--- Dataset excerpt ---

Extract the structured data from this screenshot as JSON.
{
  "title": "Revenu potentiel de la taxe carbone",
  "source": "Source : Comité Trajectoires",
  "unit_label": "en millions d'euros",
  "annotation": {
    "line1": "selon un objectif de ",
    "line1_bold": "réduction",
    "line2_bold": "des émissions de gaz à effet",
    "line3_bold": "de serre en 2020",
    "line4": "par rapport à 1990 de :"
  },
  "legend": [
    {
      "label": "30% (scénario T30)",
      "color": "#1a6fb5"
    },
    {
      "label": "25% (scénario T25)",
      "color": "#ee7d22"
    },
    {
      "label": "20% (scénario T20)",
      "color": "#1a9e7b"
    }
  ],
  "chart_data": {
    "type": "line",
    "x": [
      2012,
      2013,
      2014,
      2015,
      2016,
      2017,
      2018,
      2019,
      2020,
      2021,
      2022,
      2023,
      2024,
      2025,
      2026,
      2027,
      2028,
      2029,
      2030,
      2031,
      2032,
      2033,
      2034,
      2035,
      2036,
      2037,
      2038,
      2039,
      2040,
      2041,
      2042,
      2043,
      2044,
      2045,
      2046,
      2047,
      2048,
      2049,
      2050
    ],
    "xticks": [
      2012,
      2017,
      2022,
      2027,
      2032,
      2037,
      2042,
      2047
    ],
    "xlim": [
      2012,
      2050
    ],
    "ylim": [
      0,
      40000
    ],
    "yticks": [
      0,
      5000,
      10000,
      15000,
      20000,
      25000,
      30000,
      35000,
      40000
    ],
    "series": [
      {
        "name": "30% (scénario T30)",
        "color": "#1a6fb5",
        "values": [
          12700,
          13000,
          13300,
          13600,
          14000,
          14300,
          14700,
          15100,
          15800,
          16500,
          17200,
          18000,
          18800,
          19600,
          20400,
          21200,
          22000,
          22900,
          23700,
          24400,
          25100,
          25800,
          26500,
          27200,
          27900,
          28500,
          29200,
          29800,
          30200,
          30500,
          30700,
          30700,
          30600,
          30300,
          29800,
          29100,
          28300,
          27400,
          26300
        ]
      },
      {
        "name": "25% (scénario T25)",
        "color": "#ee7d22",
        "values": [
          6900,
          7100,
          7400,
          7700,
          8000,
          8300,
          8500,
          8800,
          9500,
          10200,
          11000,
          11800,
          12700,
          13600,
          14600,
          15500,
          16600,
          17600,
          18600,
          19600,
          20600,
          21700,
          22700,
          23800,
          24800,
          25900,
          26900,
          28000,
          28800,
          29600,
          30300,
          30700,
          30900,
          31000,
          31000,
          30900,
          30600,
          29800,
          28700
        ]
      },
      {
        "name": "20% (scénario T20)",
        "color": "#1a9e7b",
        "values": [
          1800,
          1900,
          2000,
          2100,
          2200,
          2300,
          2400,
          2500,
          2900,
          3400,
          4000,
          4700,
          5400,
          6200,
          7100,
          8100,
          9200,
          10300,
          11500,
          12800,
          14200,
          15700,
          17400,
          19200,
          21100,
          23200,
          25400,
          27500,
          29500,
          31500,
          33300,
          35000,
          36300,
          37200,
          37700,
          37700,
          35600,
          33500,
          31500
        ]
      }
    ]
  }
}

--- EXERCISE REQUIREMENTS ---
Reproduce every line of the data verbatim.

--- REPLY ---
Extract the structured data from this screenshot as JSON.
{
  "title": "Revenu potentiel de la taxe carbone",
  "source": "Source : Comité Trajectoires",
  "unit_label": "en millions d'euros",
  "annotation": {
    "line1": "selon un objectif de ",
    "line1_bold": "réduction",
    "line2_bold": "des émissions de gaz à effet",
    "line3_bold": "de serre en 2020",
    "line4": "par rapport à 1990 de :"
  },
  "legend": [
    {
      "label": "30% (scénario T30)",
      "color": "#1a6fb5"
    },
    {
      "label": "25% (scénario T25)",
      "color": "#ee7d22"
    },
    {
      "label": "20% (scénario T20)",
      "color": "#1a9e7b"
    }
  ],
  "chart_data": {
    "type": "line",
    "x": [
      2012,
      2013,
      2014,
      2015,
      2016,
      2017,
      2018,
      2019,
      2020,
      2021,
      2022,
      2023,
      2024,
      2025,
      2026,
      2027,
      2028,
      2029,
      2030,
      2031,
      2032,
      2033,
      2034,
      2035,
      2036,
      2037,
      2038,
      2039,
      2040,
      2041,
      2042,
      2043,
      2044,
      2045,
      2046,
      2047,
      2048,
      2049,
      2050
    ],
    "xticks": [
      2012,
      2017,
      2022,
      2027,
      2032,
      2037,
      2042,
      2047
    ],
    "xlim": [
      2012,
      2050
    ],
    "ylim": [
      0,
      40000
    ],
    "yticks": [
      0,
      5000,
      10000,
      15000,
      20000,
      25000,
      30000,
      35000,
      40000
    ],
    "series": [
      {
        "name": "30% (scénario T30)",
        "color": "#1a6fb5",
        "values": [
          12700,
          13000,
          13300,
          13600,
          14000,
          14300,
          14700,
          15100,
          15800,
          16500,
          17200,
          18000,
          18800,
          19600,
          20400,
          21200,
          22000,
          22900,
          23700,
          24400,
          25100,
          25800,
          26500,
          27200,
          27900,
          28500,
          29200,
          29800,
          30200,
          30500,
          30700,
          30700,
          30600,
          30300,
          29800,
          29100,
          28300,
          27400,
          26300
        ]
      },
      {
        "name": "25% (scénario T25)",
        "color": "#ee7d22",
        "values": [
          6900,
          7100,
          7400,
          7700,
          8000,
          8300,
          8500,
          8800,
          9500,
          10200,
          11000,
          11800,
          12700,
          13600,
          14600,
          15500,
          16600,
          17600,
          18600,
          19600,
          20600,
          21700,
          22700,
          23800,
          24800,
          25900,
          26900,
          28000,
          28800,
          29600,
          30300,
          30700,
          30900,
          31000,
          31000,
          30900,
          30600,
          29800,
          28700
        ]
      },
      {
        "name": "20% (scénario T20)",
        "color": "#1a9e7b",
        "values": [
          1800,
          1900,
          2000,
          2100,
          2200,
          2300,
          2400,
          2500,
          2900,
          3400,
          4000,
          4700,
          5400,
          6200,
          7100,
          8100,
          9200,
          10300,
          11500,
          12800,
          14200,
          15700,
          17400,
          19200,
          21100,
          23200,
          25400,
          27500,
          29500,
          31500,
          33300,
          35000,
          36300,
          37200,
          37700,
          37700,
          35600,
          33500,
          31500
        ]
      }
    ]
  }
}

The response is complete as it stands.